== Article ==

The present economic capacities of Russia do not allow it to be a primary player in the Gulf region. Notwithstanding these drawbacks the Russian Federation remains quite competitive in some of modern technological fields, and is capable to take part e.g. in the development of atomic energy electrical generation plants in Saudi Arabia and other Arab states of the Gulf. Similar Russian bilateral co-operation with Iran in mutual atomic energy projects has reached a rather advanced level already. The Russian Federation is also highly interested in attracting foreign investments into its economy, including investments from the Gulf States. There are also some positive examples in this field, e.g. mutual projects with Qatar. 


Despite limited economic capacities Russian reinforcement in the MENA region as a power, which has been ready to deploy its military forces to defend its interests (as perceived by Moscow) allows the countries of the region to use the Russian Federation as a symbolic alternative to the (undeniable) American leadership. During the Obama years that were seen as a period of American retrenchment, the Arab Gulf looked at Russia for partnerships. This was embodied by the trade deals as well the UAE Crown Prince visits to Russia. In the limited framework of exclusively military matters, the Russian Federation is aspiring to be among the suppliers of weapons and military equipment for the Gulf States.

== Written task A ==
In the passage on Russia and the Gulf, begin at the words "The present economic" and stop after "projects with Qatar.", then reproduce that span with "Saudi Arabia" swapped for "Oman".
== Written task B ==
According to the passage on Russia and the Gulf, which Gulf state's mutual projects with Russia are cited as a positive example in the field of foreign investment?

== Information provided ==
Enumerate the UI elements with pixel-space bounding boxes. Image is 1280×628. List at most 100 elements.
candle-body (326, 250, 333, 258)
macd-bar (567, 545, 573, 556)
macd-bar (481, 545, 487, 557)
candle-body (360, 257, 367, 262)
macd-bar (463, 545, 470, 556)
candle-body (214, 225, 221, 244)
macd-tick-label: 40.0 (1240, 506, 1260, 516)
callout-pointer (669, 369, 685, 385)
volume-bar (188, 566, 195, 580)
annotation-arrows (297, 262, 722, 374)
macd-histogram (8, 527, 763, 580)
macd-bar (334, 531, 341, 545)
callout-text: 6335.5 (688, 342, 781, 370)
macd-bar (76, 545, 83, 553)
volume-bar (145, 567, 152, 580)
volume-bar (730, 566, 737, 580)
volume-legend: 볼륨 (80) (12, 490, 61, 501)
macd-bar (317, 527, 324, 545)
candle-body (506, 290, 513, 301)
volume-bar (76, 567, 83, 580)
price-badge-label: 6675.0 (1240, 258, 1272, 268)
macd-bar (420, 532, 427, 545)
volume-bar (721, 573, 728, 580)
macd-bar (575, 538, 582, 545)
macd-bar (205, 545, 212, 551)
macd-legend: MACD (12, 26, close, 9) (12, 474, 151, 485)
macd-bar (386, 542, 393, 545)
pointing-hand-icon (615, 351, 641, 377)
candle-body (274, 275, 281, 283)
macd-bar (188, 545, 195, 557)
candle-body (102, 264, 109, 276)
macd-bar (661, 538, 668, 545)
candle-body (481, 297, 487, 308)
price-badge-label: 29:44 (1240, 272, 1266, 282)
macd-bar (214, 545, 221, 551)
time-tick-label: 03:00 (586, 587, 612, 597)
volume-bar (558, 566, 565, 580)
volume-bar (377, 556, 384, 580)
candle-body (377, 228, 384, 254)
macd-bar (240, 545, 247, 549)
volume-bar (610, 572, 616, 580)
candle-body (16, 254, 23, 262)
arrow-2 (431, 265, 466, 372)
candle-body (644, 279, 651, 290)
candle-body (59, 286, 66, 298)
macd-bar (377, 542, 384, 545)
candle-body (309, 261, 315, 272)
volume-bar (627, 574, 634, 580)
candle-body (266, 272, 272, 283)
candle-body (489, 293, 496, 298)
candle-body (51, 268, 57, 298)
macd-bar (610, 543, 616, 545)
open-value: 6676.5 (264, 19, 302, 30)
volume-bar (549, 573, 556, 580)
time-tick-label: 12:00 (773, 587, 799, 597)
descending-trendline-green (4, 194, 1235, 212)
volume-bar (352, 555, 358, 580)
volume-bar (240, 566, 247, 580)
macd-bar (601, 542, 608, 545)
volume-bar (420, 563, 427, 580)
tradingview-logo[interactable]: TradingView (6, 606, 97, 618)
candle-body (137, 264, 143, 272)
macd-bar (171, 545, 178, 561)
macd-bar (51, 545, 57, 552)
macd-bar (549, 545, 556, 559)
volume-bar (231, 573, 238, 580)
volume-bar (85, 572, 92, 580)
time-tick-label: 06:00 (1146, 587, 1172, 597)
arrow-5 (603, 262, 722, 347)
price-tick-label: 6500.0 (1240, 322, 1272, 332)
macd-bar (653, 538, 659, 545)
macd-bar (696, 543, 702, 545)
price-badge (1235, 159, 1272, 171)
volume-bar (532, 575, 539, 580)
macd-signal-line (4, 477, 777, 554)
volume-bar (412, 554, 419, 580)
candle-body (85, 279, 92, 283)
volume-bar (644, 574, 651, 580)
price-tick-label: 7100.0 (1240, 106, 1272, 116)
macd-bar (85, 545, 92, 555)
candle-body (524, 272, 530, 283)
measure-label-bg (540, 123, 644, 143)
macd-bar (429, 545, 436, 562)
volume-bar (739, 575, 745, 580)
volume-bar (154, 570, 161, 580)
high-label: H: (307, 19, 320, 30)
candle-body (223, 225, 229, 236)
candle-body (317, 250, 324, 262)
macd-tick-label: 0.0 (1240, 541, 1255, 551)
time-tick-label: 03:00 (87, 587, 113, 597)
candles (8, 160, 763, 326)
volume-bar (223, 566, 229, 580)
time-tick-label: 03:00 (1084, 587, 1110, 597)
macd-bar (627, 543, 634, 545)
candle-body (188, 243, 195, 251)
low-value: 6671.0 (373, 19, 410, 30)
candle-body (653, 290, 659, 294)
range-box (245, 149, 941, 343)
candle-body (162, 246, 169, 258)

== Final result A ==
The present economic capacities of Russia do not allow it to be a primary player in the Gulf region. Notwithstanding these drawbacks the Russian Federation remains quite competitive in some of modern technological fields, and is capable to take part e.g. in the development of atomic energy electrical generation plants in Oman and other Arab states of the Gulf. Similar Russian bilateral co-operation with Iran in mutual atomic energy projects has reached a rather advanced level already. The Russian Federation is also highly interested in attracting foreign investments into its economy, including investments from the Gulf States. There are also some positive examples in this field, e.g. mutual projects with Qatar.

== Final result B ==
Qatar.